-- Request --
Set the data down again, exactly as it reads, but without the pictures.

-- Data lines --
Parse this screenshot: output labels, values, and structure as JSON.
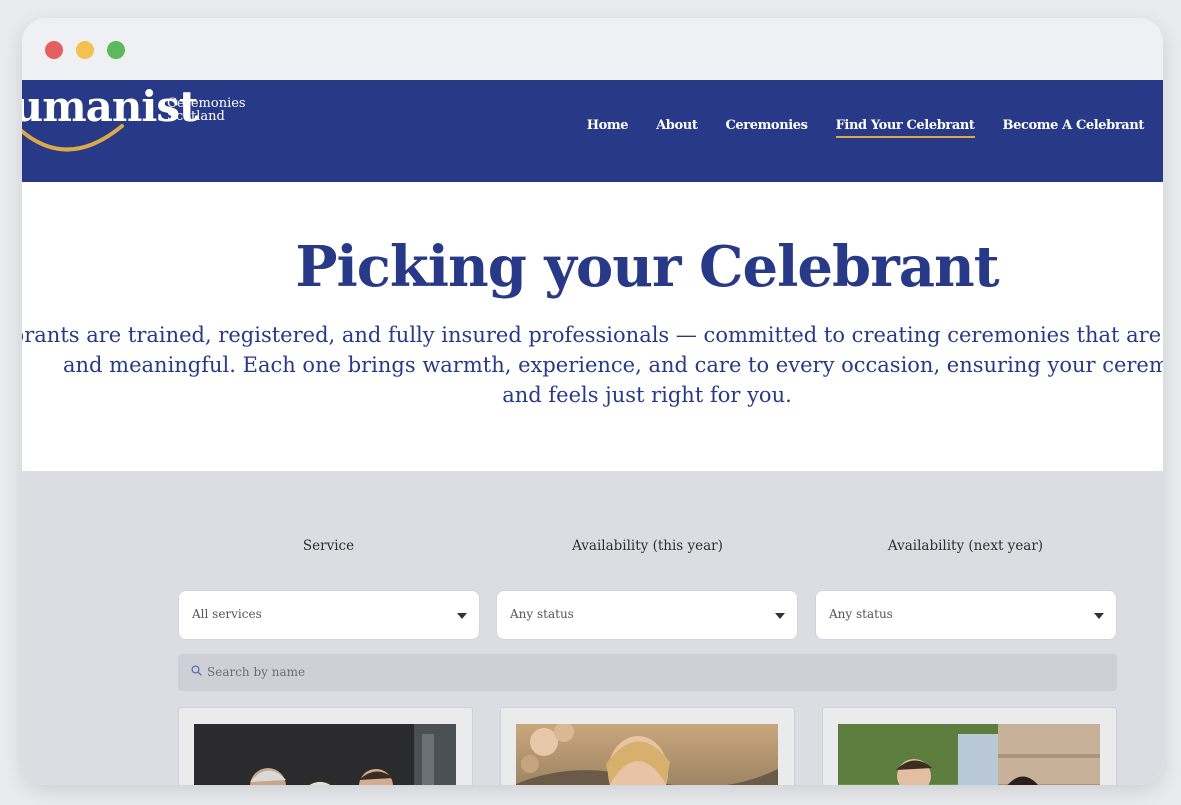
{
  "site": {
    "logo_word": "Humanist",
    "logo_sub_line1": "Ceremonies",
    "logo_sub_line2": "Scotland"
  },
  "nav": {
    "items": [
      {
        "label": "Home",
        "active": false
      },
      {
        "label": "About",
        "active": false
      },
      {
        "label": "Ceremonies",
        "active": false
      },
      {
        "label": "Find Your Celebrant",
        "active": true
      },
      {
        "label": "Become A Celebrant",
        "active": false
      }
    ]
  },
  "hero": {
    "title": "Picking your Celebrant",
    "text_line1": "Our celebrants are trained, registered, and fully insured professionals — committed to creating ceremonies that are personal, inclusive,",
    "text_line2": "and meaningful. Each one brings warmth, experience, and care to every occasion, ensuring your ceremony is",
    "text_line3": "and feels just right for you."
  },
  "filters": {
    "service": {
      "label": "Service",
      "value": "All services"
    },
    "availability_this_year": {
      "label": "Availability (this year)",
      "value": "Any status"
    },
    "availability_next_year": {
      "label": "Availability (next year)",
      "value": "Any status"
    },
    "search_placeholder": "Search by name"
  },
  "colors": {
    "brand_navy": "#283a87",
    "accent_gold": "#d9a94a",
    "finder_bg": "#dcdde2"
  }
}
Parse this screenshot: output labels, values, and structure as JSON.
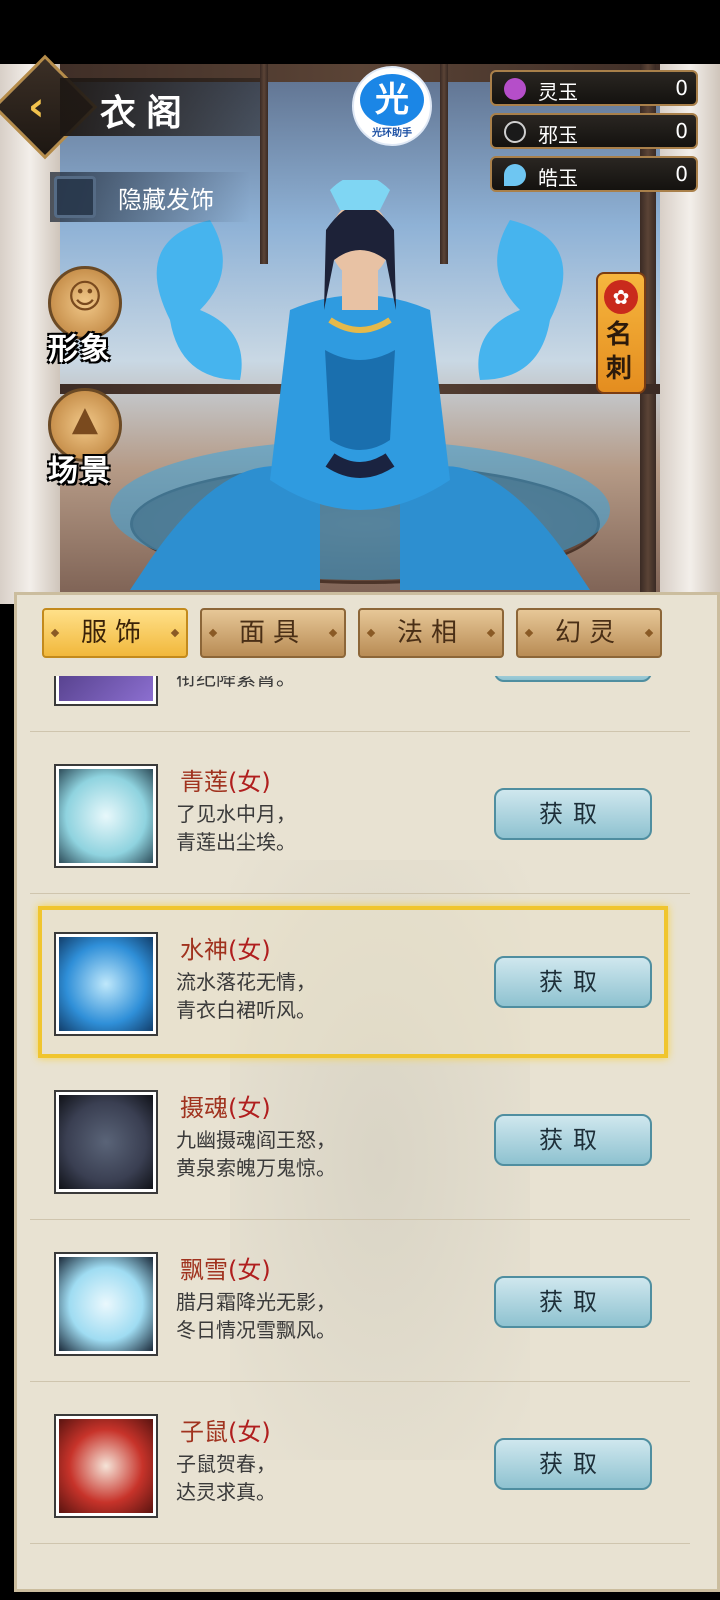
{
  "header": {
    "title": "衣阁",
    "logo_glyph": "光",
    "logo_text": "光环助手",
    "hide_hair_label": "隐藏发饰"
  },
  "currencies": [
    {
      "name": "灵玉",
      "value": "0",
      "icon_color": "#b54ec9"
    },
    {
      "name": "邪玉",
      "value": "0",
      "icon_color": "#cfcfcf"
    },
    {
      "name": "皓玉",
      "value": "0",
      "icon_color": "#6ec6f2"
    }
  ],
  "side": {
    "appearance_label": "形象",
    "scene_label": "场景",
    "card_label": "名刺"
  },
  "tabs": [
    {
      "label": "服饰",
      "active": true
    },
    {
      "label": "面具",
      "active": false
    },
    {
      "label": "法相",
      "active": false
    },
    {
      "label": "幻灵",
      "active": false
    }
  ],
  "list": {
    "partial_top_desc": "衔纪降紫霄。",
    "items": [
      {
        "name": "青莲",
        "gender": "(女)",
        "line1": "了见水中月，",
        "line2": "青莲出尘埃。",
        "button": "获取",
        "selected": false,
        "tint": "#8fd3df"
      },
      {
        "name": "水神",
        "gender": "(女)",
        "line1": "流水落花无情，",
        "line2": "青衣白裙听风。",
        "button": "获取",
        "selected": true,
        "tint": "#2f8fd8"
      },
      {
        "name": "摄魂",
        "gender": "(女)",
        "line1": "九幽摄魂阎王怒，",
        "line2": "黄泉索魄万鬼惊。",
        "button": "获取",
        "selected": false,
        "tint": "#3a3f52"
      },
      {
        "name": "飘雪",
        "gender": "(女)",
        "line1": "腊月霜降光无影，",
        "line2": "冬日情况雪飘风。",
        "button": "获取",
        "selected": false,
        "tint": "#9fdcf2"
      },
      {
        "name": "子鼠",
        "gender": "(女)",
        "line1": "子鼠贺春，",
        "line2": "达灵求真。",
        "button": "获取",
        "selected": false,
        "tint": "#c7332a"
      }
    ]
  },
  "colors": {
    "panel_bg": "#e8e2d2",
    "active_tab": "#f1b83c",
    "selected_border": "#f0c52e",
    "name_red": "#a0321e"
  }
}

-- Reply --
Parse this screenshot: output labels, values, and structure as JSON.
{
  "site": {
    "logo_word": "Humanist",
    "logo_sub_line1": "Ceremonies",
    "logo_sub_line2": "Scotland"
  },
  "nav": {
    "items": [
      {
        "label": "Home",
        "active": false
      },
      {
        "label": "About",
        "active": false
      },
      {
        "label": "Ceremonies",
        "active": false
      },
      {
        "label": "Find Your Celebrant",
        "active": true
      },
      {
        "label": "Become A Celebrant",
        "active": false
      }
    ]
  },
  "hero": {
    "title": "Picking your Celebrant",
    "text_line1": "Our celebrants are trained, registered, and fully insured professionals — committed to creating ceremonies that are personal, inclusive,",
    "text_line2": "and meaningful. Each one brings warmth, experience, and care to every occasion, ensuring your ceremony is",
    "text_line3": "and feels just right for you."
  },
  "filters": {
    "service": {
      "label": "Service",
      "value": "All services"
    },
    "availability_this_year": {
      "label": "Availability (this year)",
      "value": "Any status"
    },
    "availability_next_year": {
      "label": "Availability (next year)",
      "value": "Any status"
    },
    "search_placeholder": "Search by name"
  },
  "colors": {
    "brand_navy": "#283a87",
    "accent_gold": "#d9a94a",
    "finder_bg": "#dcdde2"
  }
}
Parse this screenshot: output labels, values, and structure as JSON.
{
  "header": {
    "title": "衣阁",
    "logo_glyph": "光",
    "logo_text": "光环助手",
    "hide_hair_label": "隐藏发饰"
  },
  "currencies": [
    {
      "name": "灵玉",
      "value": "0",
      "icon_color": "#b54ec9"
    },
    {
      "name": "邪玉",
      "value": "0",
      "icon_color": "#cfcfcf"
    },
    {
      "name": "皓玉",
      "value": "0",
      "icon_color": "#6ec6f2"
    }
  ],
  "side": {
    "appearance_label": "形象",
    "scene_label": "场景",
    "card_label": "名刺"
  },
  "tabs": [
    {
      "label": "服饰",
      "active": true
    },
    {
      "label": "面具",
      "active": false
    },
    {
      "label": "法相",
      "active": false
    },
    {
      "label": "幻灵",
      "active": false
    }
  ],
  "list": {
    "partial_top_desc": "衔纪降紫霄。",
    "items": [
      {
        "name": "青莲",
        "gender": "(女)",
        "line1": "了见水中月，",
        "line2": "青莲出尘埃。",
        "button": "获取",
        "selected": false,
        "tint": "#8fd3df"
      },
      {
        "name": "水神",
        "gender": "(女)",
        "line1": "流水落花无情，",
        "line2": "青衣白裙听风。",
        "button": "获取",
        "selected": true,
        "tint": "#2f8fd8"
      },
      {
        "name": "摄魂",
        "gender": "(女)",
        "line1": "九幽摄魂阎王怒，",
        "line2": "黄泉索魄万鬼惊。",
        "button": "获取",
        "selected": false,
        "tint": "#3a3f52"
      },
      {
        "name": "飘雪",
        "gender": "(女)",
        "line1": "腊月霜降光无影，",
        "line2": "冬日情况雪飘风。",
        "button": "获取",
        "selected": false,
        "tint": "#9fdcf2"
      },
      {
        "name": "子鼠",
        "gender": "(女)",
        "line1": "子鼠贺春，",
        "line2": "达灵求真。",
        "button": "获取",
        "selected": false,
        "tint": "#c7332a"
      }
    ]
  },
  "colors": {
    "panel_bg": "#e8e2d2",
    "active_tab": "#f1b83c",
    "selected_border": "#f0c52e",
    "name_red": "#a0321e"
  }
}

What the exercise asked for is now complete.